begin Data to use

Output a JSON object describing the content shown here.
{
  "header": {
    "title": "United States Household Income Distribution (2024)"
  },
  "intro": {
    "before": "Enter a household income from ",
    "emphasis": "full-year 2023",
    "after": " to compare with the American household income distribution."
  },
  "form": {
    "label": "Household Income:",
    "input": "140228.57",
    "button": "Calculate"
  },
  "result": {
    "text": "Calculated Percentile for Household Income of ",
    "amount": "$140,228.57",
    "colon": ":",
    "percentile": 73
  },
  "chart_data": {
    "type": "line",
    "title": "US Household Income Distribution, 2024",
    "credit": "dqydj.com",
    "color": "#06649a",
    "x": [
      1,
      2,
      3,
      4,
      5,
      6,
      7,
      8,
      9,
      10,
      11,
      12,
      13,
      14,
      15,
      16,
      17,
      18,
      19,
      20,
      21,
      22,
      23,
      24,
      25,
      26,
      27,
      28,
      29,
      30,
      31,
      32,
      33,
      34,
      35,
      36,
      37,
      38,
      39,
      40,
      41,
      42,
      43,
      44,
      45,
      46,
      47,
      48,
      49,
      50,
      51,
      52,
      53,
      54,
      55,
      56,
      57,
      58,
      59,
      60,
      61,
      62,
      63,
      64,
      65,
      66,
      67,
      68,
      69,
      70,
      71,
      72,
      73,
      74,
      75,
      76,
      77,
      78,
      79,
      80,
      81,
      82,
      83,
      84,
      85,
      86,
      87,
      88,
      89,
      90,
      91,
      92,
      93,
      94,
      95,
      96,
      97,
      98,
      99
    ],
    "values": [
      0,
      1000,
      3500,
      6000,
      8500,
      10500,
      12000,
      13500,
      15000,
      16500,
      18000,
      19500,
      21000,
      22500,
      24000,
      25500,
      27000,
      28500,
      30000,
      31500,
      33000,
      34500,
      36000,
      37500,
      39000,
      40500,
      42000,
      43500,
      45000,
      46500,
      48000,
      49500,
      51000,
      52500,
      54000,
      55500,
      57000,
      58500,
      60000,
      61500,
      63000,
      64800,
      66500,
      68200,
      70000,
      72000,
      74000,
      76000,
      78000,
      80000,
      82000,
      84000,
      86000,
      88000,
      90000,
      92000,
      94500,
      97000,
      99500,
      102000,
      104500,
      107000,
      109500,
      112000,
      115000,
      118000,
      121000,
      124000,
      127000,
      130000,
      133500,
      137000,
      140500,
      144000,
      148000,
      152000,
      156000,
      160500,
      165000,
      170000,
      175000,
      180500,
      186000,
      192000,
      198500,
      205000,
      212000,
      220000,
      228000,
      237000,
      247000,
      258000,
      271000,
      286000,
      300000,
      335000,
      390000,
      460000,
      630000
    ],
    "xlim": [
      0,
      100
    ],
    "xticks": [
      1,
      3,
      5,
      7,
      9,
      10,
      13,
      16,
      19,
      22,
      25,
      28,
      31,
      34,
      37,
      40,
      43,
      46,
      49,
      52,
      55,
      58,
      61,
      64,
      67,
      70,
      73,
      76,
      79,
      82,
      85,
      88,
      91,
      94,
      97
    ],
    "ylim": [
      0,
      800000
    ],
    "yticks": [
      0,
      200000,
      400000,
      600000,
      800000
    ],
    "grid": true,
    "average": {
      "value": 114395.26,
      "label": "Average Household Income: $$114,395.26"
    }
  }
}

end Data to use
begin Data to use

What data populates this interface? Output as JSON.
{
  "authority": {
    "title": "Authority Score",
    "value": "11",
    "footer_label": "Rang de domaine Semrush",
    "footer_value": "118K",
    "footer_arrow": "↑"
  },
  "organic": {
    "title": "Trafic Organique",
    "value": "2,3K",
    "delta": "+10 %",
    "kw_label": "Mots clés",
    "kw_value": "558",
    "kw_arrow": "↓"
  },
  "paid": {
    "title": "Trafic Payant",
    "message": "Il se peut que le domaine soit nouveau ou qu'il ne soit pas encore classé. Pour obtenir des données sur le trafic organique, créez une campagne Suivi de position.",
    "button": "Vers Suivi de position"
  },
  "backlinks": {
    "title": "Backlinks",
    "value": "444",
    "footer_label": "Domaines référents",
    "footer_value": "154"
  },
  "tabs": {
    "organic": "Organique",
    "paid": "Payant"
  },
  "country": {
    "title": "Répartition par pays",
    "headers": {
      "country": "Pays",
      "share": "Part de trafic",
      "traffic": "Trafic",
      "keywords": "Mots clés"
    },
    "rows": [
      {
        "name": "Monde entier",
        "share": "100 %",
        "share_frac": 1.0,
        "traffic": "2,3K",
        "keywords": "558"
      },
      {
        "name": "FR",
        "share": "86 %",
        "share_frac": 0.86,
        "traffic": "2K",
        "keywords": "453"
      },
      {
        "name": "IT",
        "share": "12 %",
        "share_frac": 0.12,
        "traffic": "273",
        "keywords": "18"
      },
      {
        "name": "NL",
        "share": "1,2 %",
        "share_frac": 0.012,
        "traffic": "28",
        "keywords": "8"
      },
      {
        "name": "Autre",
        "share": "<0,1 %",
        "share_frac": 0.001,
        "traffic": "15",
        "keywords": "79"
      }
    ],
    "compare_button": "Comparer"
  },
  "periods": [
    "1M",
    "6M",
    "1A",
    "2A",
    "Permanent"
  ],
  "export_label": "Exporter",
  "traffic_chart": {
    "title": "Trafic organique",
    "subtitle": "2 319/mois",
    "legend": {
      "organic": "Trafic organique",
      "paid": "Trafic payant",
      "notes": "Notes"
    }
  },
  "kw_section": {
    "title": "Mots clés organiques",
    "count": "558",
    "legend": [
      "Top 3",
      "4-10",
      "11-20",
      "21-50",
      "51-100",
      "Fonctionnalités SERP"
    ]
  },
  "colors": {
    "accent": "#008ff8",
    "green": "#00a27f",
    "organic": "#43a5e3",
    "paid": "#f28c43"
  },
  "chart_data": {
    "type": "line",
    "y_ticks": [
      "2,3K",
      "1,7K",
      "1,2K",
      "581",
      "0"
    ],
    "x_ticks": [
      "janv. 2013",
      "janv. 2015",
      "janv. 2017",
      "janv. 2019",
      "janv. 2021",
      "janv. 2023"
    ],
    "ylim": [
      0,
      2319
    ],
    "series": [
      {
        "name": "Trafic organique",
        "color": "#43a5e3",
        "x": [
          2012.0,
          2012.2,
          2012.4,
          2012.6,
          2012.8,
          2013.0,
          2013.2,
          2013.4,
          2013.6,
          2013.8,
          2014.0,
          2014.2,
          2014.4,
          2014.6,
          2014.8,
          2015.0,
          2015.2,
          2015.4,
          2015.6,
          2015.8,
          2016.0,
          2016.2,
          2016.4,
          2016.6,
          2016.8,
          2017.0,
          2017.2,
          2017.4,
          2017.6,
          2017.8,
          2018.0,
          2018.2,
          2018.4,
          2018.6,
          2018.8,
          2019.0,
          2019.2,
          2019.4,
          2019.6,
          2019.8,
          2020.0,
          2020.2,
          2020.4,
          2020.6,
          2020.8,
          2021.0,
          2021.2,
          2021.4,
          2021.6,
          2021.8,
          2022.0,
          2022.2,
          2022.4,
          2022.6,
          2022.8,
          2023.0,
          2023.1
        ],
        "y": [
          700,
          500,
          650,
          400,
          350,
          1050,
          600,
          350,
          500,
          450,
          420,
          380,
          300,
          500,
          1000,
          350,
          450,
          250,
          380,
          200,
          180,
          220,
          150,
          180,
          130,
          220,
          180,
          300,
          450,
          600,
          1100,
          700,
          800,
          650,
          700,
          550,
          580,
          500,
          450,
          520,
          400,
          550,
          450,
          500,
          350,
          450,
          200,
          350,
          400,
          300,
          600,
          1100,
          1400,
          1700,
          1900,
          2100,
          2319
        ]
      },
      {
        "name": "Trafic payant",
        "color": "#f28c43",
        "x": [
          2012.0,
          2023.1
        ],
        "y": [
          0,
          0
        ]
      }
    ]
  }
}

end Data to use

* Objective:
Report the number of lines of the listing above that hold the string "janv", with no other text.

* Solution:
6